(Quoted passage)

This past month, Celemony offered up a special clinic/workshop for MWI’s students and staff, where they presented their recently-unveiled Melodyne Editor, a significant upgrade in Melodyne’s digital pitch correction software.
Melodyne editor was first presented to the public at Frankfurt’s Musikmesse in 2008, and introduced to North American consumers at the NAMM Show this past January in Anaheim, California.
Melodyne editor is the first Melodyne product with DNA Direct Note Access technology, which allows users (for the first time) to edit individual chord tones in audio recordings. The DNA technology opens up an entire new world for the correction and refashioning of audio material, and will allow users to access and shape – note by note – even complex harmonies in an audio file.
Melodyne editor is designed for the editing of individual instrumental recordings such as vocals, guitar, saxophone or piano, but good results can also be obtained with more complex material such as string quartets. If two instruments sound the same note at the same time, Melodyne editor offers one note for editing. The user can alter the pitch, position and duration of the note detected, make it louder or quieter, copy or cut it and paste it in some other position, and so on. Adjustments can also be made to the formant register, vibrato and drift of the notes as well as any pitch, volume or formant transitions. Special copying functions also allow the transfer of selected attributes from one note to another.
Melodyne editor will be made available to consumers this coming summer.

(End Quoted passage)
(Provided information)

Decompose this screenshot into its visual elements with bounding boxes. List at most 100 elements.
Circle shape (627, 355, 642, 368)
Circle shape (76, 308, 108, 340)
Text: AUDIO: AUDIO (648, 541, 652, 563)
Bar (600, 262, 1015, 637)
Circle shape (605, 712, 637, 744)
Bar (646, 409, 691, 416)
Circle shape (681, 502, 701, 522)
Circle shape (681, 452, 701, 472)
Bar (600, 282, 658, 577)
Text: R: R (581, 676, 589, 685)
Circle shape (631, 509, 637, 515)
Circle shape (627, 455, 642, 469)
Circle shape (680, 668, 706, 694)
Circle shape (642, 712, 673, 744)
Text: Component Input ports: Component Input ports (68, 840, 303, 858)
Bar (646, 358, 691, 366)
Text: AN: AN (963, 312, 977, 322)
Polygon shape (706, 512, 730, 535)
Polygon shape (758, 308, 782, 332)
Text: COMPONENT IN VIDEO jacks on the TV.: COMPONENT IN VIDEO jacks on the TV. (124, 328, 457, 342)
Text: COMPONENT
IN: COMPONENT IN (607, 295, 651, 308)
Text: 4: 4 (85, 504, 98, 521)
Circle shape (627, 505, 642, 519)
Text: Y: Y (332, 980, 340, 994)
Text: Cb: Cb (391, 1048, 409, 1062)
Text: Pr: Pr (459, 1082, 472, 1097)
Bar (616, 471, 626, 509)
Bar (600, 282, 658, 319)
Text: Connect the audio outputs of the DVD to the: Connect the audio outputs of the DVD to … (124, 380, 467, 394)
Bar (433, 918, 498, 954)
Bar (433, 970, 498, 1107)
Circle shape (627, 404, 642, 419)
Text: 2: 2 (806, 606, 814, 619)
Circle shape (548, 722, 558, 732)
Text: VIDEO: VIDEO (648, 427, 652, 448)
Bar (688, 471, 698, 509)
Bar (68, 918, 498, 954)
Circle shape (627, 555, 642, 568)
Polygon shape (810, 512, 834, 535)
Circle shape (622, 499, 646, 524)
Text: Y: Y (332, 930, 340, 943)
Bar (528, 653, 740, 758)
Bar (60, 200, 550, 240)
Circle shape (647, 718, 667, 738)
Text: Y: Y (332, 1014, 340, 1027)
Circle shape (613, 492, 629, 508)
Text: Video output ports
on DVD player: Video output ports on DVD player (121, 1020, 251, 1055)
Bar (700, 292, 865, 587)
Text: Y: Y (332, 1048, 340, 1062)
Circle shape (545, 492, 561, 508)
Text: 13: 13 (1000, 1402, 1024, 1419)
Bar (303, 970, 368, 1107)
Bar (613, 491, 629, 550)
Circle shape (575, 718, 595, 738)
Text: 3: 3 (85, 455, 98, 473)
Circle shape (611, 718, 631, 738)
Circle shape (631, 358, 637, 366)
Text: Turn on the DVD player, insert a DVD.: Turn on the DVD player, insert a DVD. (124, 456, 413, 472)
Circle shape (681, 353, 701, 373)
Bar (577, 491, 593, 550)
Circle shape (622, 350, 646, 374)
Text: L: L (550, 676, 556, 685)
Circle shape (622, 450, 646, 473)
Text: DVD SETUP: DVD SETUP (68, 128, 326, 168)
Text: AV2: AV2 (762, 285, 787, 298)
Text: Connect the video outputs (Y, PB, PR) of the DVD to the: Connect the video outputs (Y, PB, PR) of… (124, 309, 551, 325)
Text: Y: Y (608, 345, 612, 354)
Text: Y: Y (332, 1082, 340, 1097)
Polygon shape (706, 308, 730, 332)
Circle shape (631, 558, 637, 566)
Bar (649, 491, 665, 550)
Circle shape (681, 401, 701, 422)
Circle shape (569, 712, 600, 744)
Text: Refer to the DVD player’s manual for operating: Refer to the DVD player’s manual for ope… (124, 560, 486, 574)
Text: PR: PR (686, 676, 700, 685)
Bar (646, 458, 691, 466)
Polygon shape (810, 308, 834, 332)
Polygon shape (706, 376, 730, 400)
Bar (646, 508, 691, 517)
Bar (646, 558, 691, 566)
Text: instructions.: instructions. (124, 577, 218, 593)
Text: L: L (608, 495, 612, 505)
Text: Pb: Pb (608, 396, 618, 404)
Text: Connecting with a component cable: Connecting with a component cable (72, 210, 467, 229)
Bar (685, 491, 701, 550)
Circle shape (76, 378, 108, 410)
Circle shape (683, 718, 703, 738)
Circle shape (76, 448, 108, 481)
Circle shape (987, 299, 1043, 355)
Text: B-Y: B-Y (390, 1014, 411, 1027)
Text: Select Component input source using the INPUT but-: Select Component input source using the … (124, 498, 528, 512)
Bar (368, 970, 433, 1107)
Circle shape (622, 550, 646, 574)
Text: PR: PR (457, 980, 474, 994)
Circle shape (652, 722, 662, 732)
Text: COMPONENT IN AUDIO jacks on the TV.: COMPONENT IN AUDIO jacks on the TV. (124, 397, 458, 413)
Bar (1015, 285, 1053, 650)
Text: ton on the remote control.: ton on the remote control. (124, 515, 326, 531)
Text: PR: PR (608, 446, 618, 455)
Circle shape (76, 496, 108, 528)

(End Provided information)

Questions:
a – Using the Melodyne editor announcement, decide whether each statement agrees with it, and answer yes or no, quoting the words that decide it: (i) Melodyne editor was first shown to the public at the NAMM Show in Anaheim; (ii) when two instruments sound the same note at the same time, Melodyne editor offers one note for editing; (iii) users can adjust the vibrato of notes in Melodyne editor.
b – Reproduce word for word the stretch of the Melodyne editor announcement that begins at the words "Melodyne editor was" and stops after "in Anaheim, California.".
The lines have no connection to the Melodyne editor announcement.

List of solutions:
a –
(i) No: "Melodyne editor was first presented to the public at Frankfurt’s Musikmesse in 2008"
(ii) Yes: "If two instruments sound the same note at the same time, Melodyne editor offers one note for editing."
(iii) Yes: "Adjustments can also be made to the formant register, vibrato and drift of the notes"

b –
Melodyne editor was first presented to the public at Frankfurt’s Musikmesse in 2008, and introduced to North American consumers at the NAMM Show this past January in Anaheim, California.